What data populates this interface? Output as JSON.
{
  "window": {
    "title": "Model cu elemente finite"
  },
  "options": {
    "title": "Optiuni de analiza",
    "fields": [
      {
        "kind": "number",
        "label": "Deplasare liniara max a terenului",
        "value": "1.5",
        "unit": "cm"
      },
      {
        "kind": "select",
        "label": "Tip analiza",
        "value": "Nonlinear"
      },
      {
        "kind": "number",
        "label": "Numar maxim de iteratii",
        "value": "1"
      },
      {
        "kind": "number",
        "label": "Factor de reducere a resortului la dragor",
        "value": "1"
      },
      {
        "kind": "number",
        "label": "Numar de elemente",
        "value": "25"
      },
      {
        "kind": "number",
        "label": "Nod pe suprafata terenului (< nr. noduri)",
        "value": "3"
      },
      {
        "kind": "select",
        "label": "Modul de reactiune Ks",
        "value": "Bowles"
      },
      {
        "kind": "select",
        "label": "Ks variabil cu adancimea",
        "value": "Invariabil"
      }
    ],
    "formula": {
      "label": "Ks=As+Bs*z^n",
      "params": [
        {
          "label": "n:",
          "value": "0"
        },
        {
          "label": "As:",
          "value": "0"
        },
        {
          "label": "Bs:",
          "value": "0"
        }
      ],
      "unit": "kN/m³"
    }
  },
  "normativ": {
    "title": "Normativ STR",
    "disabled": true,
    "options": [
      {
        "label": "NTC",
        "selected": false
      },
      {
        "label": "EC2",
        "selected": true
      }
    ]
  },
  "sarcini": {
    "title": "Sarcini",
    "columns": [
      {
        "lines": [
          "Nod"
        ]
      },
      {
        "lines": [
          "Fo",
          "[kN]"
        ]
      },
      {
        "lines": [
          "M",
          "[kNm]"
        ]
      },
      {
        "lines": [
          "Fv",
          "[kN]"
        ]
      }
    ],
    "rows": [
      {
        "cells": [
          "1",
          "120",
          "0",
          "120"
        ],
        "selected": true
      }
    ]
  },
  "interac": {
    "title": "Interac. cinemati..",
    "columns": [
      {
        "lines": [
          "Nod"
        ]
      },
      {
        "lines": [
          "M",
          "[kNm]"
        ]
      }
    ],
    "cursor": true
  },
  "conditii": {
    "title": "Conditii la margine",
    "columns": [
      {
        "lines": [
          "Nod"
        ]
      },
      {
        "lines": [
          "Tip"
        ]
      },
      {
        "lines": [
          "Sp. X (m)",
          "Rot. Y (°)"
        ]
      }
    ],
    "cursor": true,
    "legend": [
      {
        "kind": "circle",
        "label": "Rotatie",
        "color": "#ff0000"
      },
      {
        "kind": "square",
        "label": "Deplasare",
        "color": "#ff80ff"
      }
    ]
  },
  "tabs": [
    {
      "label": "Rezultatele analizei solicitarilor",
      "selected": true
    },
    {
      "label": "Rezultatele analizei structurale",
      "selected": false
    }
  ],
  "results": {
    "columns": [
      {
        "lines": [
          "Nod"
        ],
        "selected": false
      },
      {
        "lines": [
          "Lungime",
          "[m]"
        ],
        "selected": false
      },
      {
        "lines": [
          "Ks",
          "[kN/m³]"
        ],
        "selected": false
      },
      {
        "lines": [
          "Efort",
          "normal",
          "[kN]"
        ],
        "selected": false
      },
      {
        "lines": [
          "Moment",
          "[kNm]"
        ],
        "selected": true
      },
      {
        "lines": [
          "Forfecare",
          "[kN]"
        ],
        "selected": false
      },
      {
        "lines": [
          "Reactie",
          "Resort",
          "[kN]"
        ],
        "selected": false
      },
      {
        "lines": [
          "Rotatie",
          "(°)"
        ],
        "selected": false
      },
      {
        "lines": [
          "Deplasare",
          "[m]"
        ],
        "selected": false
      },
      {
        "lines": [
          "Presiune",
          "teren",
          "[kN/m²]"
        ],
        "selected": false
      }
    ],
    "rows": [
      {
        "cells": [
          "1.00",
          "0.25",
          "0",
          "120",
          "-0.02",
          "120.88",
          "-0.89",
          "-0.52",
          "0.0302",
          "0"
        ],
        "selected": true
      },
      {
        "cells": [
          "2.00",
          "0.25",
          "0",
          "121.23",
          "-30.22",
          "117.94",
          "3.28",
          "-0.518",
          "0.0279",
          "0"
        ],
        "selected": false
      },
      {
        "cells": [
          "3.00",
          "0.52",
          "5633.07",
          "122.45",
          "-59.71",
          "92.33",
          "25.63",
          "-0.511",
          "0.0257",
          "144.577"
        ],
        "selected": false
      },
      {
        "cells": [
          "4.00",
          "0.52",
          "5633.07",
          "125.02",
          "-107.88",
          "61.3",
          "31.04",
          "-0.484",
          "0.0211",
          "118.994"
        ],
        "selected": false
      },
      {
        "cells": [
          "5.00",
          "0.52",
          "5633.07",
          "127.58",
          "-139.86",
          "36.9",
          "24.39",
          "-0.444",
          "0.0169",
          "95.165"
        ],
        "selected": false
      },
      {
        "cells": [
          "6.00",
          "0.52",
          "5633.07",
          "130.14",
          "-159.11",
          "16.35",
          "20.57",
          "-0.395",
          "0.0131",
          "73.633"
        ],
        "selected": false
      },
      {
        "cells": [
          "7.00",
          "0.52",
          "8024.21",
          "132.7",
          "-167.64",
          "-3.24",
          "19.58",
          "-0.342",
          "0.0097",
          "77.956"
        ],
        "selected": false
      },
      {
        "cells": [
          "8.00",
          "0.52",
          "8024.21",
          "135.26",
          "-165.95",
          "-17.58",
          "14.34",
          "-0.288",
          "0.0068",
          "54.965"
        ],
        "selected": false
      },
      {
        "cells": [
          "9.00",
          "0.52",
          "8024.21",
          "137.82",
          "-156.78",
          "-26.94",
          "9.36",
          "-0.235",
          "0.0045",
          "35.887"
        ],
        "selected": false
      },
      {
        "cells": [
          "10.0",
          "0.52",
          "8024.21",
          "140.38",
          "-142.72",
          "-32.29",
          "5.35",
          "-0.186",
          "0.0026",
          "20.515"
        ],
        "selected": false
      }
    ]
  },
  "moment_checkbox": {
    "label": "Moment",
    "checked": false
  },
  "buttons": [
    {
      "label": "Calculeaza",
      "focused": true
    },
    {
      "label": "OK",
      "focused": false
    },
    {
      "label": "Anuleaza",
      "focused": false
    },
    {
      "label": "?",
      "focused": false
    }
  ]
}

───

Go through the records above and copy every line with the word "Rezultatele".

*RESPONSE:*
      "label": "Rezultatele analizei solicitarilor",
      "label": "Rezultatele analizei structurale",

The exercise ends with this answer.